══ Texte du document ══
L’installation aéronautique créée par MM Lebaudy, dans un enclos fermé, empêchant d’approcher trop près du ballon, comprend en outre un hangar : une usine produisant l’électricité pour les divers usages (force motrice, éclairage) ; une usine pour la fabrication de l’hydrogène ; des ateliers aérostatiques pour la fabrication des ballons pilotes et des ballons gazomètres, en même temps que pour effectuer les divers travaux que nécessite le grand dirigeable, un bureau technique ; un logement pour le gardien et , enfin, un pigeonnier qui permettra d’emporter de rapides messagers dans la nacelle, lorsque le ballon devra effectuer de longs parcours et perdre de vue son port d’attache.
═══
══ Données enregistrées ══
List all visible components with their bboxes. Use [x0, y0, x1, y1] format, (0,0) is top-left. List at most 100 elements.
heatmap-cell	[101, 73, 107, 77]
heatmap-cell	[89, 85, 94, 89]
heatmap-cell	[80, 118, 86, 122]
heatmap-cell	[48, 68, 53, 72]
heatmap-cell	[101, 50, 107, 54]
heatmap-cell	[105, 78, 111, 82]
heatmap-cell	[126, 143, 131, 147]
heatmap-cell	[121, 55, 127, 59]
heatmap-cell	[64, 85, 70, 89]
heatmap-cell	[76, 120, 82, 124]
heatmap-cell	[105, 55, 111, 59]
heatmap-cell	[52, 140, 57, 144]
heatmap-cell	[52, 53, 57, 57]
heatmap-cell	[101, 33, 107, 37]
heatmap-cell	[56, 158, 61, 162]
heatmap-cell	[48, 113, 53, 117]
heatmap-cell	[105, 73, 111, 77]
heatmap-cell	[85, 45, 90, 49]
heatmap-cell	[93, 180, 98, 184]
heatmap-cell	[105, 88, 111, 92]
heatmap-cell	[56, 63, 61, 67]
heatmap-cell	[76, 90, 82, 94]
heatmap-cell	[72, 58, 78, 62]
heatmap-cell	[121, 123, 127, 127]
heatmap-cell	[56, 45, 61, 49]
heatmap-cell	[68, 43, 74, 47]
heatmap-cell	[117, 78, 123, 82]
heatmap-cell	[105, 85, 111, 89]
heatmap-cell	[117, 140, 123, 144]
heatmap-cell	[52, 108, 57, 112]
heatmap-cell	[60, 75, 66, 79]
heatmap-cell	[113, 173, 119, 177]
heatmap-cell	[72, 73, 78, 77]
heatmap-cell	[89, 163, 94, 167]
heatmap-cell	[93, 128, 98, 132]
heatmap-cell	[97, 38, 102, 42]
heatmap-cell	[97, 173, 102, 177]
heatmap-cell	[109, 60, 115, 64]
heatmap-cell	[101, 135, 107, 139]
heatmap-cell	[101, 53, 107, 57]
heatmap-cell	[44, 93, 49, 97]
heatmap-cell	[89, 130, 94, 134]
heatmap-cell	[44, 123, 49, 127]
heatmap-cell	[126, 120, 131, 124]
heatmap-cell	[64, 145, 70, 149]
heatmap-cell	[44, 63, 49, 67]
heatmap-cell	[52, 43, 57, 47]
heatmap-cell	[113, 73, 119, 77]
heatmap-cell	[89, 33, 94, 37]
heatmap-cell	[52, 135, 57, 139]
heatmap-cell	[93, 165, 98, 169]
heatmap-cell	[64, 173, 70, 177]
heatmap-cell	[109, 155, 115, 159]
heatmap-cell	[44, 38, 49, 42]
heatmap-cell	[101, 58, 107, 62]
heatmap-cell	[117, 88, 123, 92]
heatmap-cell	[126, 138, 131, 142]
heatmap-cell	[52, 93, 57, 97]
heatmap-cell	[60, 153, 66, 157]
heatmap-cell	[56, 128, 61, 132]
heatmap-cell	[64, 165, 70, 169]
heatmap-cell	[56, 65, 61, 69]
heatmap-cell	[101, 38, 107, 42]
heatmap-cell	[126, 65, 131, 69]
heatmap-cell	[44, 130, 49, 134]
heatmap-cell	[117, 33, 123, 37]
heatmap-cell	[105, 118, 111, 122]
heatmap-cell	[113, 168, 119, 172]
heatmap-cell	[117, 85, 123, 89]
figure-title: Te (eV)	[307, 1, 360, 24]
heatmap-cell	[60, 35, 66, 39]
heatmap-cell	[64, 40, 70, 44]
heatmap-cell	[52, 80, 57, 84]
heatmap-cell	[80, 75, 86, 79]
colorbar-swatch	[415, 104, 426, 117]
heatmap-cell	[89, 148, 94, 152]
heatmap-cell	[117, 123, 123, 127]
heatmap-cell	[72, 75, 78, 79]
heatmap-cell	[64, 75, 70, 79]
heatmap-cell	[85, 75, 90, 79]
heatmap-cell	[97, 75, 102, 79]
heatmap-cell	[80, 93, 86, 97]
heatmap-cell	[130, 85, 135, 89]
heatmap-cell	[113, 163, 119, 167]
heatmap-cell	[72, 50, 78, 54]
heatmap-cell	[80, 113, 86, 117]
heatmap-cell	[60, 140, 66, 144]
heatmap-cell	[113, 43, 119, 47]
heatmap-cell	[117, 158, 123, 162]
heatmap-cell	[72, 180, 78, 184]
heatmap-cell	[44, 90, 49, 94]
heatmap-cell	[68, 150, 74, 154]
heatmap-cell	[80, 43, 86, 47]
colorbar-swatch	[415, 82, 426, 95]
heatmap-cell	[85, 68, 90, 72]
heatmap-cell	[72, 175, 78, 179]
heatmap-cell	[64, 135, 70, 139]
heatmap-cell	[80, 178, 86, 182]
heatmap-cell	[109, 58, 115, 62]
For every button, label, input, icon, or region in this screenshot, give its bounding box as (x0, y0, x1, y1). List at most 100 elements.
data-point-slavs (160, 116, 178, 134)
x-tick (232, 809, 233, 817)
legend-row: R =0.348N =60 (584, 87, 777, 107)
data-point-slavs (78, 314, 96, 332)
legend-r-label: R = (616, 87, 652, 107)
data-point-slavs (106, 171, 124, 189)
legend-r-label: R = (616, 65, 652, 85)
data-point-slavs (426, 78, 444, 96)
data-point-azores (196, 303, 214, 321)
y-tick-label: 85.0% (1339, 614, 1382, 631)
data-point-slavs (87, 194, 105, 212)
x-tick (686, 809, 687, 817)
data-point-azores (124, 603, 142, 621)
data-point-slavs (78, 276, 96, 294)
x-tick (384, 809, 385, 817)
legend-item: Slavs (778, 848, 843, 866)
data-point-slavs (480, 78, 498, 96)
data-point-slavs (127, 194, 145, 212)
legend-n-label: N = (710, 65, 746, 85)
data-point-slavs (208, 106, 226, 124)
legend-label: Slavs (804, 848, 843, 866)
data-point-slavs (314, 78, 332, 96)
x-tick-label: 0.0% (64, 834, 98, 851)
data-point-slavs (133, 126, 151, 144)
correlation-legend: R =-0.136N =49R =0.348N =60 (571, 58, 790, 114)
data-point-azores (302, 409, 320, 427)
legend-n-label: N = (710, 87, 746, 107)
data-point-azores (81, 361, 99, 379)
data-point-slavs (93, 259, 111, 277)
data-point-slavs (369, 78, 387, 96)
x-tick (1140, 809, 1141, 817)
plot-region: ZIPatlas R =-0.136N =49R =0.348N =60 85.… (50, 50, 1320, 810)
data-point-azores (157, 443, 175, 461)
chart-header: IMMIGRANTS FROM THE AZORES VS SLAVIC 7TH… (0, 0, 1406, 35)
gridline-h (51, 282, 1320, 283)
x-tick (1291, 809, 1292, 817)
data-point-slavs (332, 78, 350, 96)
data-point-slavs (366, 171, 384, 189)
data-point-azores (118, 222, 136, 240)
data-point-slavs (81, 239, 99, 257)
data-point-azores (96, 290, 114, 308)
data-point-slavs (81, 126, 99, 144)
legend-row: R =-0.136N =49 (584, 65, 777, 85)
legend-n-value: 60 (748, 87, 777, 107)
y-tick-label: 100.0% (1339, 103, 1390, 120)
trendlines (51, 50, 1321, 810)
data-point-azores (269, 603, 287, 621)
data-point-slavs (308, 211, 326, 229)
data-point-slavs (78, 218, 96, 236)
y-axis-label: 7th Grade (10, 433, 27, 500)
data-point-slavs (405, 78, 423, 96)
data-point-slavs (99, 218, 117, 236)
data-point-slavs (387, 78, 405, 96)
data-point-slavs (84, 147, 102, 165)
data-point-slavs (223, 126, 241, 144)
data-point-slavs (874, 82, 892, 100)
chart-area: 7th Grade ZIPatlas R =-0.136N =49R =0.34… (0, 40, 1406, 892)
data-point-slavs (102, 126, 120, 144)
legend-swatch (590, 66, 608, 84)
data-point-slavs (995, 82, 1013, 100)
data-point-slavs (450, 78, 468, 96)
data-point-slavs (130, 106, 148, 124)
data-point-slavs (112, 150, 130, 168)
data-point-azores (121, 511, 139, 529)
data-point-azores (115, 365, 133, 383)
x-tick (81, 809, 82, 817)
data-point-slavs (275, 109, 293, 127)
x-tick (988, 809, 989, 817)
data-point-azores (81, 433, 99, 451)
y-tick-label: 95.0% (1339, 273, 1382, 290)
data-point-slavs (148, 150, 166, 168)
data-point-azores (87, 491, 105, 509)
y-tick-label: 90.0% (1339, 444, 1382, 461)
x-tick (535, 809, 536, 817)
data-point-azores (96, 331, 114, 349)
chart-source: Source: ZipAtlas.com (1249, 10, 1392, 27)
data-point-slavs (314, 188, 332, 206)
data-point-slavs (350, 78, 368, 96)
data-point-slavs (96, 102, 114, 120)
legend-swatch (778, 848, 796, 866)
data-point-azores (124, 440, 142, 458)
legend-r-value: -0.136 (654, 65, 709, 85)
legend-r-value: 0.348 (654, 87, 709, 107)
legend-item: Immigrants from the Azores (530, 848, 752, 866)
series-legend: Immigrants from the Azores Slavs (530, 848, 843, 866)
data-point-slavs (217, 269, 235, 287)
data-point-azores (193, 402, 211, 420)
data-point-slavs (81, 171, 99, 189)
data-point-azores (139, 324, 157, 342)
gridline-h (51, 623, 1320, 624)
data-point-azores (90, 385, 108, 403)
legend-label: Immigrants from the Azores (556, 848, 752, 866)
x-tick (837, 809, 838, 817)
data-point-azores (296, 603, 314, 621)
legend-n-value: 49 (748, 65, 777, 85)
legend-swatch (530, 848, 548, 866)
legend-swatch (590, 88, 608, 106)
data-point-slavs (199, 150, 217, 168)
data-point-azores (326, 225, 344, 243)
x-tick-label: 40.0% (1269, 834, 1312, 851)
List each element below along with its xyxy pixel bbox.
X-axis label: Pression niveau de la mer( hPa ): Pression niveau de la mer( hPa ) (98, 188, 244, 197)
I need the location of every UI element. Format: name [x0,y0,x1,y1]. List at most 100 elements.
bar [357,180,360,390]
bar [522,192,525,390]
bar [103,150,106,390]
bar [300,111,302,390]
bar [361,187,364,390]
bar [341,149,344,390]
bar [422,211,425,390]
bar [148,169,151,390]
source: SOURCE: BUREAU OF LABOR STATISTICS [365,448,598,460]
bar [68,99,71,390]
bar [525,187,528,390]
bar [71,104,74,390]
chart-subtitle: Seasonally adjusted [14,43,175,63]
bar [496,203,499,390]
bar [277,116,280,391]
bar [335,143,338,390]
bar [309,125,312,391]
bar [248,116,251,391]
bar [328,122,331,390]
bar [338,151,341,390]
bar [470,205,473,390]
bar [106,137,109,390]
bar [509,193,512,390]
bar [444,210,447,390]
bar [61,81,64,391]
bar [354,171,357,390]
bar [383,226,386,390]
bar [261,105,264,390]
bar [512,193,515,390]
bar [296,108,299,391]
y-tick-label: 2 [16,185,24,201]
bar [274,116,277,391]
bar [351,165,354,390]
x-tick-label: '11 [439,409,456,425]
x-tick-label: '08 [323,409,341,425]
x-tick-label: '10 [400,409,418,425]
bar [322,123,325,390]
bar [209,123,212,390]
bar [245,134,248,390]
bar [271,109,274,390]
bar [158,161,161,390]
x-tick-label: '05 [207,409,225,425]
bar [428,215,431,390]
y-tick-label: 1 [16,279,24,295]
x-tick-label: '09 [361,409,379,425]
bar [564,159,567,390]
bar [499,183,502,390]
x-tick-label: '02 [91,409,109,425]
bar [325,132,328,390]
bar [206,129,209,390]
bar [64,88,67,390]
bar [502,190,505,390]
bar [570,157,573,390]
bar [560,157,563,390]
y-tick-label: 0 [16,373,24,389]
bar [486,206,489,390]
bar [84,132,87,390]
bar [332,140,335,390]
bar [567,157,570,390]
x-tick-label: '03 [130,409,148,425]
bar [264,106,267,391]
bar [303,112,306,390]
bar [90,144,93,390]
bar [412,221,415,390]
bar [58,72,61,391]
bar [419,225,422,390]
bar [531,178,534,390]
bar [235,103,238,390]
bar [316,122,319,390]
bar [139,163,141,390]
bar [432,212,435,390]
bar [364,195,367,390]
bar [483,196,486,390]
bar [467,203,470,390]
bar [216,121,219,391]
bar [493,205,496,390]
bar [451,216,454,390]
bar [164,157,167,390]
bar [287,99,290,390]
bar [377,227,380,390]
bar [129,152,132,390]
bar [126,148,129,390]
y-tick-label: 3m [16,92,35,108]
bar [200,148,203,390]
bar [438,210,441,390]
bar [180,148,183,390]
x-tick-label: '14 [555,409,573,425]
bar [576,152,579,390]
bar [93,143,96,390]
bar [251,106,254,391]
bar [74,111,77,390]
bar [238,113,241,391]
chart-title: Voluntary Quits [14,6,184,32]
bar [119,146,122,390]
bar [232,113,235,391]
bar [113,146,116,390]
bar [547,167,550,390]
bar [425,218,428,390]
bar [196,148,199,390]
═══
▶ **Consignes**:
A – Répondez aux questions suivantes à partir du texte sur l'installation de MM Lebaudy.
(i) Qu'est-ce qui empêche d'approcher trop près du ballon ?
(ii) Pour quels usages l'usine produit-elle de l'électricité ?
(iii) Quel élément de l'installation permettra d'emporter de rapides messagers dans la nacelle ?
B – Citez le passage du texte sur l'installation de MM Lebaudy qui va de « L’installation aéronautique créée » jusqu'à « son port d’attache. ».
La liste ne sert pas pour cet exercice.

▶ **Corrigé**:
A –
(i) Un enclos fermé.
(ii) Pour la force motrice et l'éclairage.
(iii) Un pigeonnier.

B –
L’installation aéronautique créée par MM Lebaudy, dans un enclos fermé, empêchant d’approcher trop près du ballon, comprend en outre un hangar : une usine produisant l’électricité pour les divers usages (force motrice, éclairage) ; une usine pour la fabrication de l’hydrogène ; des ateliers aérostatiques pour la fabrication des ballons pilotes et des ballons gazomètres, en même temps que pour effectuer les divers travaux que nécessite le grand dirigeable, un bureau technique ; un logement pour le gardien et , enfin, un pigeonnier qui permettra d’emporter de rapides messagers dans la nacelle, lorsque le ballon devra effectuer de longs parcours et perdre de vue son port d’attache.